(What you should do) Report every line in the listing that contains the string "Fleetwood".

(Information shown)
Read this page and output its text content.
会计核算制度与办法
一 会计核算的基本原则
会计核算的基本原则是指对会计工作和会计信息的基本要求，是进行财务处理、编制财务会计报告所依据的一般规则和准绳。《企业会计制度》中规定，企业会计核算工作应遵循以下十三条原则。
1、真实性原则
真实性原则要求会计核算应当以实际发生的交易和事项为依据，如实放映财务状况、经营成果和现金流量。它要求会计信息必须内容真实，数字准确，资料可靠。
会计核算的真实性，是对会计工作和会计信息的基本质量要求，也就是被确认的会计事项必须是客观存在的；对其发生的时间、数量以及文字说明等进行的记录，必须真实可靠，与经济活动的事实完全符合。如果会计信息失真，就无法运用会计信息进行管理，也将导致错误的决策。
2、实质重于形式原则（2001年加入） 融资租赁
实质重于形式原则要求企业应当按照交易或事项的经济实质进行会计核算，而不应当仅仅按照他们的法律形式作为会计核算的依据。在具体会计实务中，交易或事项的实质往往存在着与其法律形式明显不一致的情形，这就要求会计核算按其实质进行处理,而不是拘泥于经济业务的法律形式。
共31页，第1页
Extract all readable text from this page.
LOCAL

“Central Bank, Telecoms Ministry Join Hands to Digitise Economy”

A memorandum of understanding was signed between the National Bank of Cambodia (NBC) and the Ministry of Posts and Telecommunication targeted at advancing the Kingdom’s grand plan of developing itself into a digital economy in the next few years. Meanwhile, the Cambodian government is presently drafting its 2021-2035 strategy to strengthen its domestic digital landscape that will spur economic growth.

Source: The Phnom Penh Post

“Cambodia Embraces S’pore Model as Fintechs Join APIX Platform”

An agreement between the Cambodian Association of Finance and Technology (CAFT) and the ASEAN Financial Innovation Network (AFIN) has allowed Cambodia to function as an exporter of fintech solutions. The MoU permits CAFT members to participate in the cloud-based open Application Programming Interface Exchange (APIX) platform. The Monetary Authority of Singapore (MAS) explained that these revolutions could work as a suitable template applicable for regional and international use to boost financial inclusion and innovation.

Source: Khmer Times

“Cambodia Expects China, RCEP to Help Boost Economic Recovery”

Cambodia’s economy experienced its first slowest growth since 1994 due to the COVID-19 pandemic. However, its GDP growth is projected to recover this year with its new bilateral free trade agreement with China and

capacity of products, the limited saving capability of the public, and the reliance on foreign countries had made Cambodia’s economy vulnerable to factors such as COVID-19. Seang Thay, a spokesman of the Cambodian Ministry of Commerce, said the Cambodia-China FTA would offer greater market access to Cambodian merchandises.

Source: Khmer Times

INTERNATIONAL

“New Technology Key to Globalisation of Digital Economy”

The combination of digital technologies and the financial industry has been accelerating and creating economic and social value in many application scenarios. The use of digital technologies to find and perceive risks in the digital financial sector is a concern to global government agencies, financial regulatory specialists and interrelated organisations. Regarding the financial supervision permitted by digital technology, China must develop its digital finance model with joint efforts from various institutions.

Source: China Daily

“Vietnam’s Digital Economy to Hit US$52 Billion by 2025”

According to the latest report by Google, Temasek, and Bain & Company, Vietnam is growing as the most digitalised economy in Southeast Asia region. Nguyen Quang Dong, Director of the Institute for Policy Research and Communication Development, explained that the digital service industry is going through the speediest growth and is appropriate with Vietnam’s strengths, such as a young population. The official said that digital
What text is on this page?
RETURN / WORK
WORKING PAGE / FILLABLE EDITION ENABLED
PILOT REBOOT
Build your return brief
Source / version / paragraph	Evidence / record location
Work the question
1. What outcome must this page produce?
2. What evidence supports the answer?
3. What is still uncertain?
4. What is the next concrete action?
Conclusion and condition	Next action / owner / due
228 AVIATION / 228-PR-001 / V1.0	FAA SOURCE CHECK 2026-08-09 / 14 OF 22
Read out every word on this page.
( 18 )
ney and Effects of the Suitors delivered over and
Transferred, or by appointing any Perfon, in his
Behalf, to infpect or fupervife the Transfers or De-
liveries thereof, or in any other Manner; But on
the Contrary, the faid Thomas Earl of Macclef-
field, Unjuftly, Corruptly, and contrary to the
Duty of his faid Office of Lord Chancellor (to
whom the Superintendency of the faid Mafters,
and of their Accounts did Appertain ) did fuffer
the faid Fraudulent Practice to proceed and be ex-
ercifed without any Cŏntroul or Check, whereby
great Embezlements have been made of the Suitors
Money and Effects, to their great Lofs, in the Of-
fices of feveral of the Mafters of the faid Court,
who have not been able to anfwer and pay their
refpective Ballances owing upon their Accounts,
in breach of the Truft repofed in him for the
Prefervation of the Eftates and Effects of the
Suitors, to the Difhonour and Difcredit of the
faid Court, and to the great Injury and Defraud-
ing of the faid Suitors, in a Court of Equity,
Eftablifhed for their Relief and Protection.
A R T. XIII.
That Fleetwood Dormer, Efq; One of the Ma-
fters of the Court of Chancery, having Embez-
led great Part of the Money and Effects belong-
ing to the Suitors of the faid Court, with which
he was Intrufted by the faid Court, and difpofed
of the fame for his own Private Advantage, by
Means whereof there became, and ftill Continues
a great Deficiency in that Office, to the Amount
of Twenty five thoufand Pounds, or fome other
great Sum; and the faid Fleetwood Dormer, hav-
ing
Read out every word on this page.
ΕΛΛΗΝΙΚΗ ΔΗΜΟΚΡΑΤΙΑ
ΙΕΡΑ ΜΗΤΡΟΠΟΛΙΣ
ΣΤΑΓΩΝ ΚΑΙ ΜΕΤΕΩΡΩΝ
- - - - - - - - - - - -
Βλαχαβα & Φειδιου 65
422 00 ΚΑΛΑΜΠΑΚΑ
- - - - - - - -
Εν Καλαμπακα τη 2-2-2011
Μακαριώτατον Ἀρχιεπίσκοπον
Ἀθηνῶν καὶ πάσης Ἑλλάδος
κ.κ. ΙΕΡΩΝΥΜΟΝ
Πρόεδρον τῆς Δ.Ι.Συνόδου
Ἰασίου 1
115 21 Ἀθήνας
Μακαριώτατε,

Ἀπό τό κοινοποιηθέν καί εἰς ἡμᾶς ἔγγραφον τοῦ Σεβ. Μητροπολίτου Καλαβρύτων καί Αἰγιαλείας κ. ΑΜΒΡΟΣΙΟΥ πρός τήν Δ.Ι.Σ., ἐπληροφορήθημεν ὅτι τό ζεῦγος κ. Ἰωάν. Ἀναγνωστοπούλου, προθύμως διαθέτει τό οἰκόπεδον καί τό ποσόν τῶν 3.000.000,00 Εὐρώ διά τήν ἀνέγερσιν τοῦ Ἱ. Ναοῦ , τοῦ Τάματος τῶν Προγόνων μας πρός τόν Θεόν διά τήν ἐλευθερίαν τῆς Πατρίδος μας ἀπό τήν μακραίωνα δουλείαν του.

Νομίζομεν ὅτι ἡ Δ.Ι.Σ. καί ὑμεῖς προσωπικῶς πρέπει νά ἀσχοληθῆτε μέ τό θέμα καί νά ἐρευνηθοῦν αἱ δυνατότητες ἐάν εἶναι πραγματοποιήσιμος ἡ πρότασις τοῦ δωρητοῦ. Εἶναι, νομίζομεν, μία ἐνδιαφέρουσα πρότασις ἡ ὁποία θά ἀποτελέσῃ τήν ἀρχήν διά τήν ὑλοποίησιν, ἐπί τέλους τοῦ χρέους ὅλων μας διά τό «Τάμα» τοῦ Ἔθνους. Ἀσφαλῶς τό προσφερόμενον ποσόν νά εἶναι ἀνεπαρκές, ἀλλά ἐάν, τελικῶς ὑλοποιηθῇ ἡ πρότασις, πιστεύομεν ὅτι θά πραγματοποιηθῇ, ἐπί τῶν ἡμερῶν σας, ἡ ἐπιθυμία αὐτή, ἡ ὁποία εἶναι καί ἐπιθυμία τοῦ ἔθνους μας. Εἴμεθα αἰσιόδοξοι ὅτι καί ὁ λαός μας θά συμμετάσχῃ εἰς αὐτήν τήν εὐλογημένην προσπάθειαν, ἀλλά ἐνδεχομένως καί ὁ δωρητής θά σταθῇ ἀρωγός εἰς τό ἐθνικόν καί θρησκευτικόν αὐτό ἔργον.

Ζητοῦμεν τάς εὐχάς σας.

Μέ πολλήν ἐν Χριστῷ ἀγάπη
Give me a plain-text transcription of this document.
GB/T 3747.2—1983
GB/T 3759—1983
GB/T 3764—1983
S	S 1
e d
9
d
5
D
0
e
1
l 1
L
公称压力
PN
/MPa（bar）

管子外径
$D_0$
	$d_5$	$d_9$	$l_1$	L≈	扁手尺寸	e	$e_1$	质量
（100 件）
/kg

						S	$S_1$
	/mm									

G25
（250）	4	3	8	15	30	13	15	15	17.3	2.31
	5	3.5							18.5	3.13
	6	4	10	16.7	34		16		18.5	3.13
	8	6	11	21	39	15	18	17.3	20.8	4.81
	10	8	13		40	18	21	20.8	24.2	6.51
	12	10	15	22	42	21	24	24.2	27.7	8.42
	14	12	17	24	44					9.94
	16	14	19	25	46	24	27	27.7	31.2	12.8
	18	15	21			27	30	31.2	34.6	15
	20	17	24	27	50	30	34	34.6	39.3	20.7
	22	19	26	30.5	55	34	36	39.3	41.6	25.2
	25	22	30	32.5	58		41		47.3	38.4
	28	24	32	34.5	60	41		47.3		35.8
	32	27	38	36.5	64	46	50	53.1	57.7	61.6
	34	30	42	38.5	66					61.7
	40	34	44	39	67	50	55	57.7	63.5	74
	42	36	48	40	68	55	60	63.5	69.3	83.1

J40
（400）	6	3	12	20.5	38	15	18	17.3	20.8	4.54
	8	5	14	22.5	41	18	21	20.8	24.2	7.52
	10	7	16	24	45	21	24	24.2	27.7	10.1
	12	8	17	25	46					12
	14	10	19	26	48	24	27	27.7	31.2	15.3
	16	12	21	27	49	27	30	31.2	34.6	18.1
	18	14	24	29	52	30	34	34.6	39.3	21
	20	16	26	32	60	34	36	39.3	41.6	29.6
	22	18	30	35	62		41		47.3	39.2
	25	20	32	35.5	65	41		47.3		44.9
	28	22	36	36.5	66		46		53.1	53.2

(Task solution)
That Fleetwood Dormer, Efq; One of the Ma-
great Sum; and the faid Fleetwood Dormer, hav-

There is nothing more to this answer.